begin RECORDS TO USE

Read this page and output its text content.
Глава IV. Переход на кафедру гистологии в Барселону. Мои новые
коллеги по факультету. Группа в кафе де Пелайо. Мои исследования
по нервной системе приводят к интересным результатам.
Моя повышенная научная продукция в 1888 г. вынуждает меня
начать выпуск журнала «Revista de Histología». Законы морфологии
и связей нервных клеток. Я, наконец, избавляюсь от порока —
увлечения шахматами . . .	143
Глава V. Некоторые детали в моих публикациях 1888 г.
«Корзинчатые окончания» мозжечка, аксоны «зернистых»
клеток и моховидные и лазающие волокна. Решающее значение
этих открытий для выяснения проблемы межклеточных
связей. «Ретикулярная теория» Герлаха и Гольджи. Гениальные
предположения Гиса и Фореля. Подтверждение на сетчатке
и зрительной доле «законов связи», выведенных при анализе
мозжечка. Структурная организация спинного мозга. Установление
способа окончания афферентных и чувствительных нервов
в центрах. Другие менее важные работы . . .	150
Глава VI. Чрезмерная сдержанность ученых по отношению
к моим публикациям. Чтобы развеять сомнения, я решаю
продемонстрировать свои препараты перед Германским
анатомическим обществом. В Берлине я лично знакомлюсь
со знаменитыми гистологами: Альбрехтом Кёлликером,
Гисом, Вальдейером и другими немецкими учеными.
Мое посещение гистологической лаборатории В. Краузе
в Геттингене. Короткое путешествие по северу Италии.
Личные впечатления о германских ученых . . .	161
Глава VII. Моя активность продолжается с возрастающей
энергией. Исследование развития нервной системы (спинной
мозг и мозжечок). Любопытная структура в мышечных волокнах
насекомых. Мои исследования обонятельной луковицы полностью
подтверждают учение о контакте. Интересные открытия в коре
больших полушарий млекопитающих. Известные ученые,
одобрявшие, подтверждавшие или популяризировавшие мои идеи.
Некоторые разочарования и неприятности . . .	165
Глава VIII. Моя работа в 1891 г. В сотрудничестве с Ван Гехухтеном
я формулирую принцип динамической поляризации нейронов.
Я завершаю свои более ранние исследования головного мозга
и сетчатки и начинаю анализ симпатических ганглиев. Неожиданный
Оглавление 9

end RECORDS TO USE

Take every line above carrying "клеток" and return it.

и связей нервных клеток. Я, наконец, избавляюсь от порока —
клеток и моховидные и лазающие волокна. Решающее значение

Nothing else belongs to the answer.